Given exercise:
Each entry below is to be extracted exactly.

[Records about charts and figures]
*****

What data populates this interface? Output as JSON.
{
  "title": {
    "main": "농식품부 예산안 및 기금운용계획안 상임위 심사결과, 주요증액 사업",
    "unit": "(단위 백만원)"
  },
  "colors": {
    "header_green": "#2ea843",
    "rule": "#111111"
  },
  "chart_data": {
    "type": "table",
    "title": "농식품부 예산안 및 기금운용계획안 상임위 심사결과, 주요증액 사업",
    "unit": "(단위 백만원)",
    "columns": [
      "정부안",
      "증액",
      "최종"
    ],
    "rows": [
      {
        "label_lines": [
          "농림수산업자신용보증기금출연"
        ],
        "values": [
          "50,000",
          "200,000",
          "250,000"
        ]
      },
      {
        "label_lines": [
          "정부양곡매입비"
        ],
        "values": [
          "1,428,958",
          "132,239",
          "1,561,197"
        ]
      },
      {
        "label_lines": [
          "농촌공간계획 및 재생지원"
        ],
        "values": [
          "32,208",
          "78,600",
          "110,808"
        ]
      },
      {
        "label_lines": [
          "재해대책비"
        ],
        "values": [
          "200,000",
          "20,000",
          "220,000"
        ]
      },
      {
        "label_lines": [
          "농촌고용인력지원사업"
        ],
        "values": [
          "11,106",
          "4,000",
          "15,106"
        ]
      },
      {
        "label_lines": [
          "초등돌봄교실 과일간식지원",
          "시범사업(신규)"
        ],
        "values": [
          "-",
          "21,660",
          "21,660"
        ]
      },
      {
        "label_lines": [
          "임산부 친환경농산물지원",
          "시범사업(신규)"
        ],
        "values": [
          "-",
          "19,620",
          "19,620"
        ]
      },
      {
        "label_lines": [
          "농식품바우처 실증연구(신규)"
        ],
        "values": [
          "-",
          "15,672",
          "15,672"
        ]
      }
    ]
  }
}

*****

Answer for this exercise:
What data populates this interface? Output as JSON.
{
  "title": {
    "main": "농식품부 예산안 및 기금운용계획안 상임위 심사결과, 주요증액 사업",
    "unit": "(단위 백만원)"
  },
  "colors": {
    "header_green": "#2ea843",
    "rule": "#111111"
  },
  "chart_data": {
    "type": "table",
    "title": "농식품부 예산안 및 기금운용계획안 상임위 심사결과, 주요증액 사업",
    "unit": "(단위 백만원)",
    "columns": [
      "정부안",
      "증액",
      "최종"
    ],
    "rows": [
      {
        "label_lines": [
          "농림수산업자신용보증기금출연"
        ],
        "values": [
          "50,000",
          "200,000",
          "250,000"
        ]
      },
      {
        "label_lines": [
          "정부양곡매입비"
        ],
        "values": [
          "1,428,958",
          "132,239",
          "1,561,197"
        ]
      },
      {
        "label_lines": [
          "농촌공간계획 및 재생지원"
        ],
        "values": [
          "32,208",
          "78,600",
          "110,808"
        ]
      },
      {
        "label_lines": [
          "재해대책비"
        ],
        "values": [
          "200,000",
          "20,000",
          "220,000"
        ]
      },
      {
        "label_lines": [
          "농촌고용인력지원사업"
        ],
        "values": [
          "11,106",
          "4,000",
          "15,106"
        ]
      },
      {
        "label_lines": [
          "초등돌봄교실 과일간식지원",
          "시범사업(신규)"
        ],
        "values": [
          "-",
          "21,660",
          "21,660"
        ]
      },
      {
        "label_lines": [
          "임산부 친환경농산물지원",
          "시범사업(신규)"
        ],
        "values": [
          "-",
          "19,620",
          "19,620"
        ]
      },
      {
        "label_lines": [
          "농식품바우처 실증연구(신규)"
        ],
        "values": [
          "-",
          "15,672",
          "15,672"
        ]
      }
    ]
  }
}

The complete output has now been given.